- _Description of the task_
Write out every record in full, exactly as written, please.

- _Given records_
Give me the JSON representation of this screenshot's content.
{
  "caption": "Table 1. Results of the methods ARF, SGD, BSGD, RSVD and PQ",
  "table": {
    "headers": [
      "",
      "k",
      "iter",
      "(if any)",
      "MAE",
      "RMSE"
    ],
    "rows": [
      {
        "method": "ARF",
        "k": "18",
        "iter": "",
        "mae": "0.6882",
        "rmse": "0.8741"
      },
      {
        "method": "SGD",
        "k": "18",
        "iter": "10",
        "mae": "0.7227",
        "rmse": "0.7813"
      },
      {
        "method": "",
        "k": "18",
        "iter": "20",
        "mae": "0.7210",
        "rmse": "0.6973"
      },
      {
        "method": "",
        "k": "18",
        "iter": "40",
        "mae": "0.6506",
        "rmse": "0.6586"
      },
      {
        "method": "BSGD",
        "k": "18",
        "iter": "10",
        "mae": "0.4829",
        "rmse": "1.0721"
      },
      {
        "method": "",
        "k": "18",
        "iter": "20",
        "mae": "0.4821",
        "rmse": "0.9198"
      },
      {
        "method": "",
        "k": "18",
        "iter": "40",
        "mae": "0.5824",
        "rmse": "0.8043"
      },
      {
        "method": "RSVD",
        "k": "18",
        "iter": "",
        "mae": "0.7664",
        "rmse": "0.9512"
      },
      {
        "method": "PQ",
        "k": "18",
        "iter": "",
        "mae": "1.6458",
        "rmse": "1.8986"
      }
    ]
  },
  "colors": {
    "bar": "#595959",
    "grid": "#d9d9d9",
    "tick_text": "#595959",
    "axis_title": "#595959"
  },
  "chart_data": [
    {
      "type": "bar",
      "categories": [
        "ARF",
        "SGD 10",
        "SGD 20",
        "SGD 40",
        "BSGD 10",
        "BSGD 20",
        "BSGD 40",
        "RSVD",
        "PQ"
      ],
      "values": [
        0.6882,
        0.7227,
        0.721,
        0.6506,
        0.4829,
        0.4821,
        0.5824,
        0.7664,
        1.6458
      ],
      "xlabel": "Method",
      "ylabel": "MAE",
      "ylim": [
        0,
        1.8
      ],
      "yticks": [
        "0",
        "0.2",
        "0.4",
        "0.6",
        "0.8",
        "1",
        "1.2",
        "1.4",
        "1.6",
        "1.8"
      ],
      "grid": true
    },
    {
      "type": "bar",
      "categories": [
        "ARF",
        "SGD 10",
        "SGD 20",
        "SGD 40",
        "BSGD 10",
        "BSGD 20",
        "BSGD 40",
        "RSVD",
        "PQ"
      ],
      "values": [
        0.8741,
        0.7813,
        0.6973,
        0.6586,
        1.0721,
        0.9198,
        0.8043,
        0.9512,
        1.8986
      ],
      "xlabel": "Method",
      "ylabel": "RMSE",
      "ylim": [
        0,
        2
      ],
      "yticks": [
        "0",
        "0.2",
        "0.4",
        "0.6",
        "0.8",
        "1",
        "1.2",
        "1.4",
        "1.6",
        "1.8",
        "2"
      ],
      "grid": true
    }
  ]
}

- _Completed exercise_
Give me the JSON representation of this screenshot's content.
{
  "caption": "Table 1. Results of the methods ARF, SGD, BSGD, RSVD and PQ",
  "table": {
    "headers": [
      "",
      "k",
      "iter",
      "(if any)",
      "MAE",
      "RMSE"
    ],
    "rows": [
      {
        "method": "ARF",
        "k": "18",
        "iter": "",
        "mae": "0.6882",
        "rmse": "0.8741"
      },
      {
        "method": "SGD",
        "k": "18",
        "iter": "10",
        "mae": "0.7227",
        "rmse": "0.7813"
      },
      {
        "method": "",
        "k": "18",
        "iter": "20",
        "mae": "0.7210",
        "rmse": "0.6973"
      },
      {
        "method": "",
        "k": "18",
        "iter": "40",
        "mae": "0.6506",
        "rmse": "0.6586"
      },
      {
        "method": "BSGD",
        "k": "18",
        "iter": "10",
        "mae": "0.4829",
        "rmse": "1.0721"
      },
      {
        "method": "",
        "k": "18",
        "iter": "20",
        "mae": "0.4821",
        "rmse": "0.9198"
      },
      {
        "method": "",
        "k": "18",
        "iter": "40",
        "mae": "0.5824",
        "rmse": "0.8043"
      },
      {
        "method": "RSVD",
        "k": "18",
        "iter": "",
        "mae": "0.7664",
        "rmse": "0.9512"
      },
      {
        "method": "PQ",
        "k": "18",
        "iter": "",
        "mae": "1.6458",
        "rmse": "1.8986"
      }
    ]
  },
  "colors": {
    "bar": "#595959",
    "grid": "#d9d9d9",
    "tick_text": "#595959",
    "axis_title": "#595959"
  },
  "chart_data": [
    {
      "type": "bar",
      "categories": [
        "ARF",
        "SGD 10",
        "SGD 20",
        "SGD 40",
        "BSGD 10",
        "BSGD 20",
        "BSGD 40",
        "RSVD",
        "PQ"
      ],
      "values": [
        0.6882,
        0.7227,
        0.721,
        0.6506,
        0.4829,
        0.4821,
        0.5824,
        0.7664,
        1.6458
      ],
      "xlabel": "Method",
      "ylabel": "MAE",
      "ylim": [
        0,
        1.8
      ],
      "yticks": [
        "0",
        "0.2",
        "0.4",
        "0.6",
        "0.8",
        "1",
        "1.2",
        "1.4",
        "1.6",
        "1.8"
      ],
      "grid": true
    },
    {
      "type": "bar",
      "categories": [
        "ARF",
        "SGD 10",
        "SGD 20",
        "SGD 40",
        "BSGD 10",
        "BSGD 20",
        "BSGD 40",
        "RSVD",
        "PQ"
      ],
      "values": [
        0.8741,
        0.7813,
        0.6973,
        0.6586,
        1.0721,
        0.9198,
        0.8043,
        0.9512,
        1.8986
      ],
      "xlabel": "Method",
      "ylabel": "RMSE",
      "ylim": [
        0,
        2
      ],
      "yticks": [
        "0",
        "0.2",
        "0.4",
        "0.6",
        "0.8",
        "1",
        "1.2",
        "1.4",
        "1.6",
        "1.8",
        "2"
      ],
      "grid": true
    }
  ]
}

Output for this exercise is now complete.